### Task details
Copy out the entries in full and with complete accuracy; pictures are excluded.

### Extracted data
_ _ _ _ _
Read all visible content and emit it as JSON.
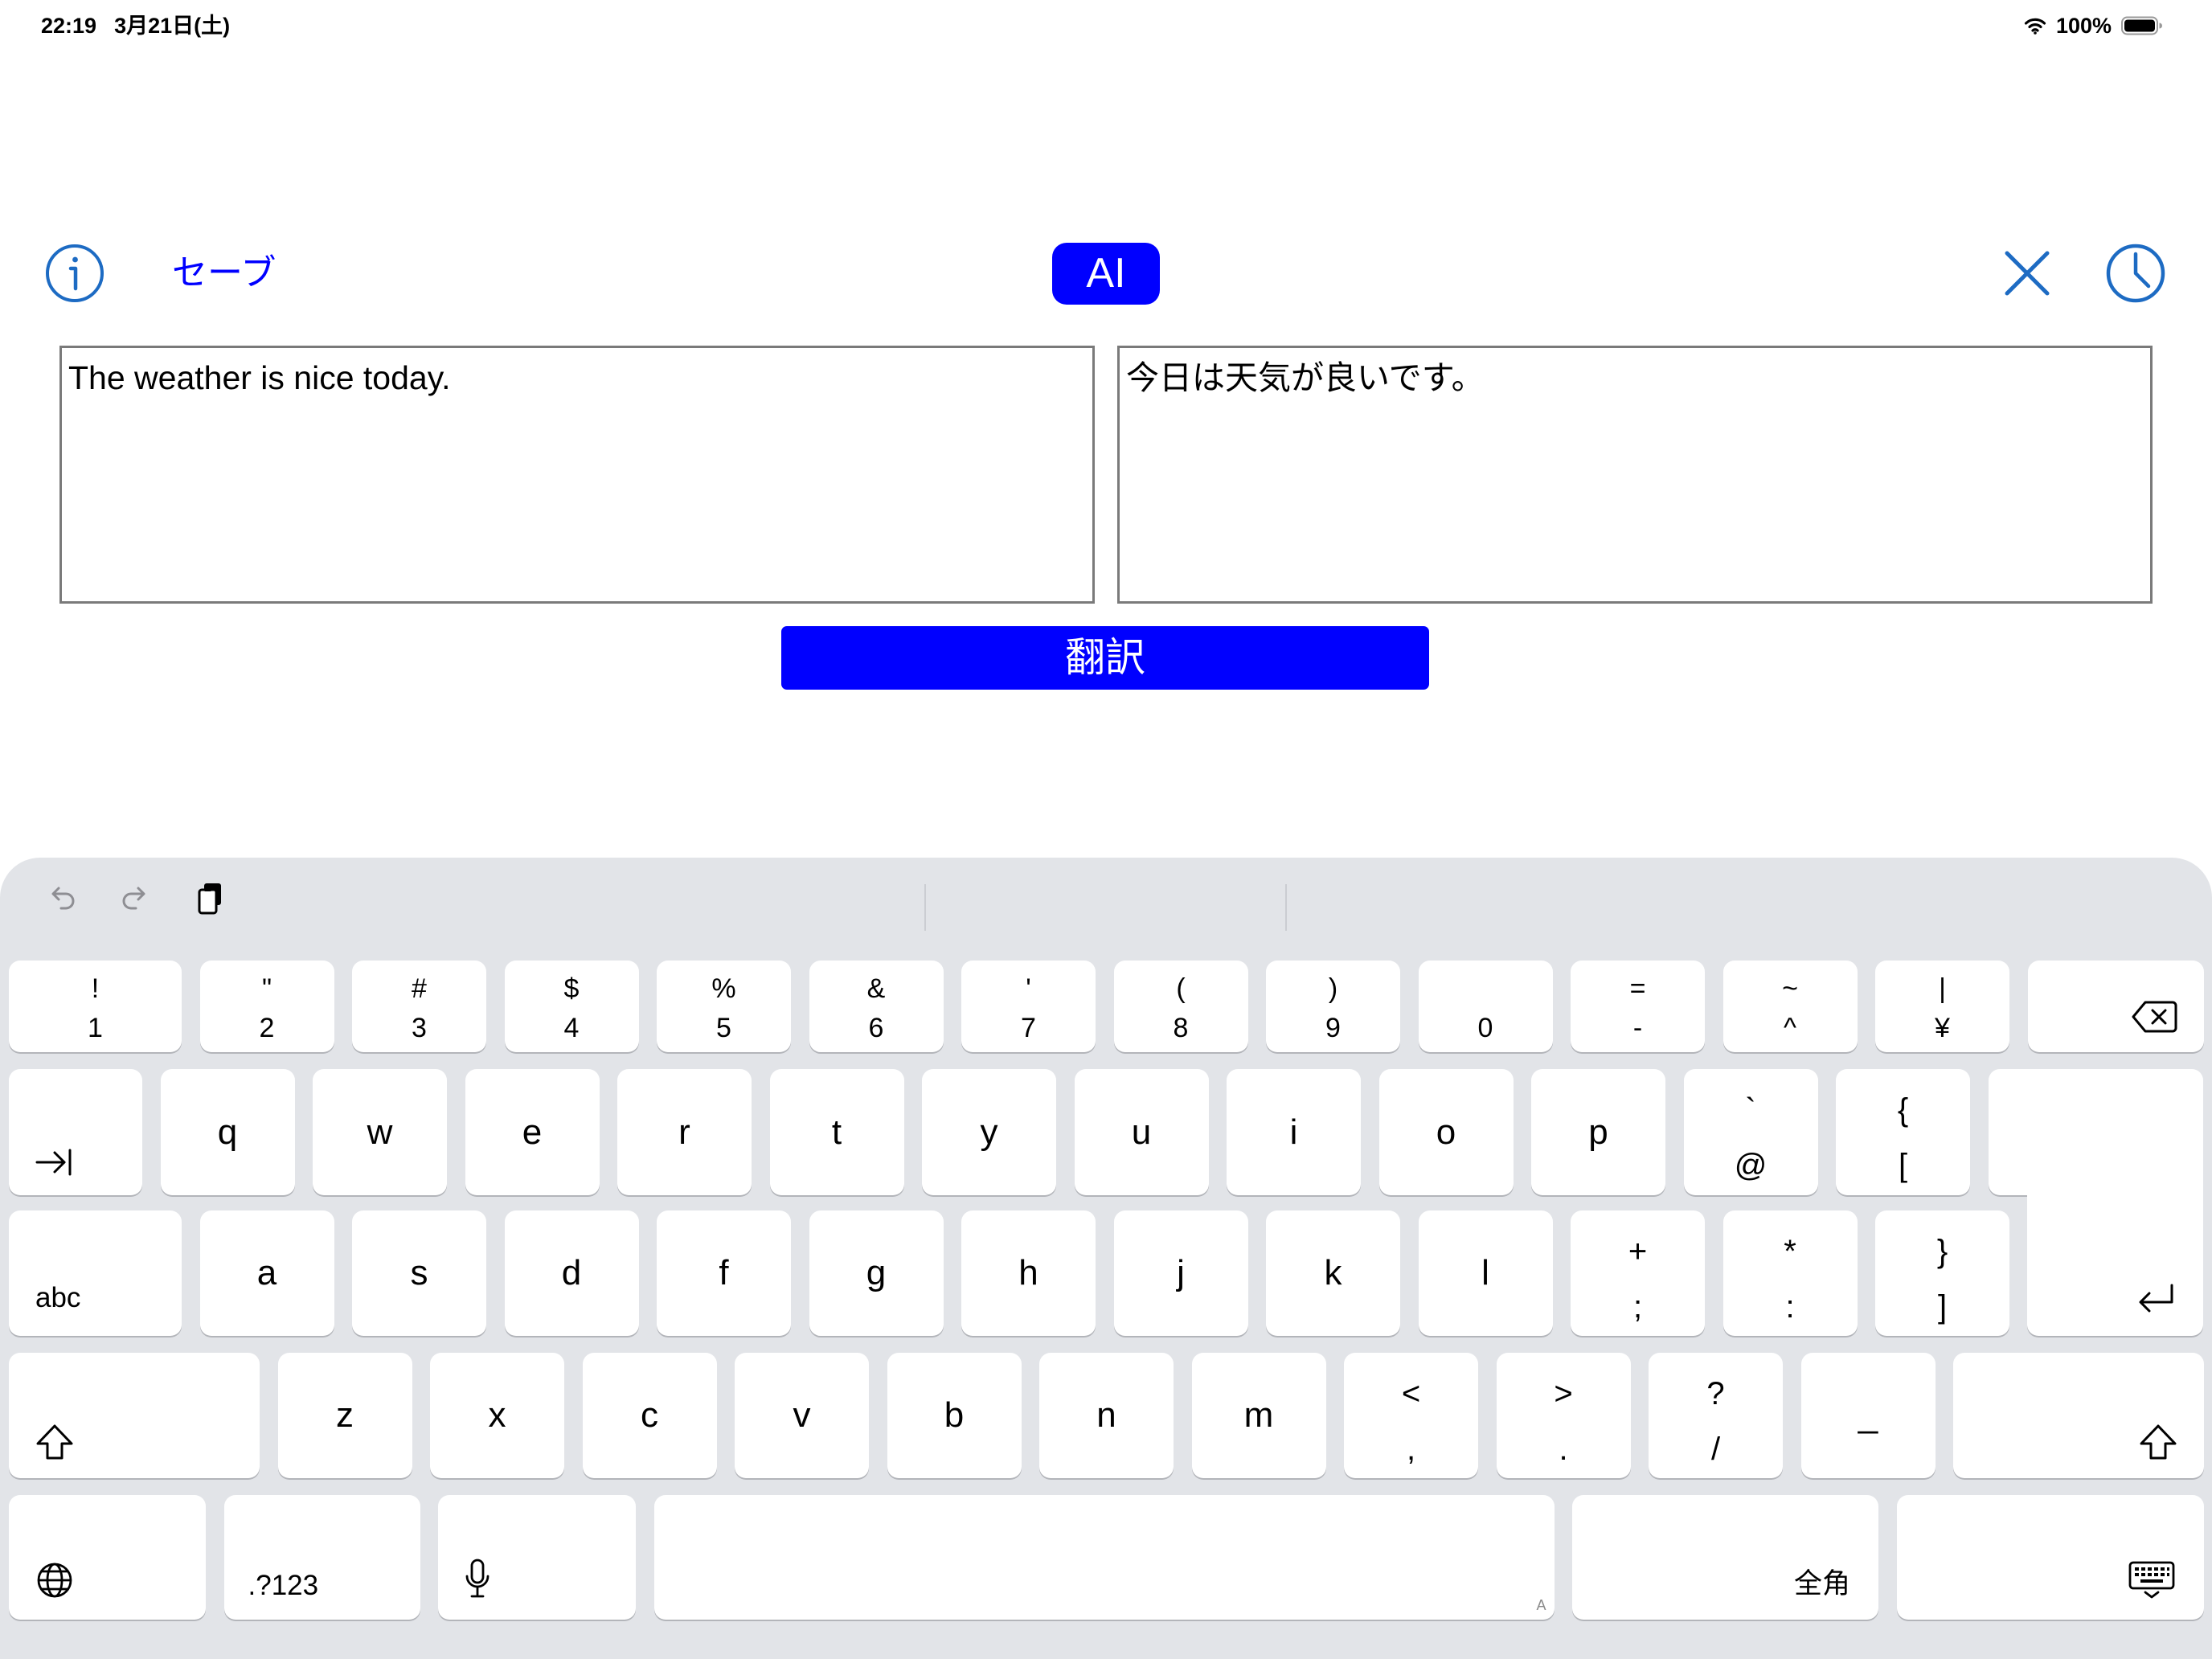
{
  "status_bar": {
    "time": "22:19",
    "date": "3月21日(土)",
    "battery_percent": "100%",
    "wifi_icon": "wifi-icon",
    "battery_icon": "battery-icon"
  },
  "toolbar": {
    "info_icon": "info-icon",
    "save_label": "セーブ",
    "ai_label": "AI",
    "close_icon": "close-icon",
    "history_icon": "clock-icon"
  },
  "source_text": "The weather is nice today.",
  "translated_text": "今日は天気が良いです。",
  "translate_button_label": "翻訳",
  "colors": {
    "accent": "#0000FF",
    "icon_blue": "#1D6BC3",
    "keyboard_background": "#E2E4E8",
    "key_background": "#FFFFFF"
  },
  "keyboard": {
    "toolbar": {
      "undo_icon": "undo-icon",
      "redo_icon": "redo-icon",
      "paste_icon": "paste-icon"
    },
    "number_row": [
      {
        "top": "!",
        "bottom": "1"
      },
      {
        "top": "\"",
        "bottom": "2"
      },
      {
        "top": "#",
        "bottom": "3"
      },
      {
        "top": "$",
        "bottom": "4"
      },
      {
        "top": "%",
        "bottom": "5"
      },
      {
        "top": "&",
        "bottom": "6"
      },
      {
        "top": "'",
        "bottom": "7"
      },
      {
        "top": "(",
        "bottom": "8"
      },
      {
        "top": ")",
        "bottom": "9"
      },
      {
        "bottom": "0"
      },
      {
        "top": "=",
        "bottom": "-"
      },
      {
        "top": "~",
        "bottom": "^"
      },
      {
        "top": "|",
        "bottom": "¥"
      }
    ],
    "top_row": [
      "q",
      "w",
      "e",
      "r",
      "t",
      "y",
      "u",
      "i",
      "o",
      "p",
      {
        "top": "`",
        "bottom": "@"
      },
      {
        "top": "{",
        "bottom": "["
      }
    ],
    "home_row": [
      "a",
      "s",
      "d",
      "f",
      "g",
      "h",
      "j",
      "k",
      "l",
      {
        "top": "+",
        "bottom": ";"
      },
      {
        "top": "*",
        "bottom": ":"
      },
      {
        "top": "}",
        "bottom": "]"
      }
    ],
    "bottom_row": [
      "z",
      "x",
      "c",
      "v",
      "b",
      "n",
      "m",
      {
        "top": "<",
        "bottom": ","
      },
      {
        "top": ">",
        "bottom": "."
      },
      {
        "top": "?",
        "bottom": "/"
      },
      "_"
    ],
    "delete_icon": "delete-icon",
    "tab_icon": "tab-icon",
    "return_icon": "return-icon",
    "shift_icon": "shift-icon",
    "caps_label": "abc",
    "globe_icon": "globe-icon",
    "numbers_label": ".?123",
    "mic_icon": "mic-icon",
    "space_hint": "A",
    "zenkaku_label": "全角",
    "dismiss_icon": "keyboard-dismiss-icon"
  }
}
_ _ _ _ _
### In response
Read all visible content and emit it as JSON.
{
  "status_bar": {
    "time": "22:19",
    "date": "3月21日(土)",
    "battery_percent": "100%",
    "wifi_icon": "wifi-icon",
    "battery_icon": "battery-icon"
  },
  "toolbar": {
    "info_icon": "info-icon",
    "save_label": "セーブ",
    "ai_label": "AI",
    "close_icon": "close-icon",
    "history_icon": "clock-icon"
  },
  "source_text": "The weather is nice today.",
  "translated_text": "今日は天気が良いです。",
  "translate_button_label": "翻訳",
  "colors": {
    "accent": "#0000FF",
    "icon_blue": "#1D6BC3",
    "keyboard_background": "#E2E4E8",
    "key_background": "#FFFFFF"
  },
  "keyboard": {
    "toolbar": {
      "undo_icon": "undo-icon",
      "redo_icon": "redo-icon",
      "paste_icon": "paste-icon"
    },
    "number_row": [
      {
        "top": "!",
        "bottom": "1"
      },
      {
        "top": "\"",
        "bottom": "2"
      },
      {
        "top": "#",
        "bottom": "3"
      },
      {
        "top": "$",
        "bottom": "4"
      },
      {
        "top": "%",
        "bottom": "5"
      },
      {
        "top": "&",
        "bottom": "6"
      },
      {
        "top": "'",
        "bottom": "7"
      },
      {
        "top": "(",
        "bottom": "8"
      },
      {
        "top": ")",
        "bottom": "9"
      },
      {
        "bottom": "0"
      },
      {
        "top": "=",
        "bottom": "-"
      },
      {
        "top": "~",
        "bottom": "^"
      },
      {
        "top": "|",
        "bottom": "¥"
      }
    ],
    "top_row": [
      "q",
      "w",
      "e",
      "r",
      "t",
      "y",
      "u",
      "i",
      "o",
      "p",
      {
        "top": "`",
        "bottom": "@"
      },
      {
        "top": "{",
        "bottom": "["
      }
    ],
    "home_row": [
      "a",
      "s",
      "d",
      "f",
      "g",
      "h",
      "j",
      "k",
      "l",
      {
        "top": "+",
        "bottom": ";"
      },
      {
        "top": "*",
        "bottom": ":"
      },
      {
        "top": "}",
        "bottom": "]"
      }
    ],
    "bottom_row": [
      "z",
      "x",
      "c",
      "v",
      "b",
      "n",
      "m",
      {
        "top": "<",
        "bottom": ","
      },
      {
        "top": ">",
        "bottom": "."
      },
      {
        "top": "?",
        "bottom": "/"
      },
      "_"
    ],
    "delete_icon": "delete-icon",
    "tab_icon": "tab-icon",
    "return_icon": "return-icon",
    "shift_icon": "shift-icon",
    "caps_label": "abc",
    "globe_icon": "globe-icon",
    "numbers_label": ".?123",
    "mic_icon": "mic-icon",
    "space_hint": "A",
    "zenkaku_label": "全角",
    "dismiss_icon": "keyboard-dismiss-icon"
  }
}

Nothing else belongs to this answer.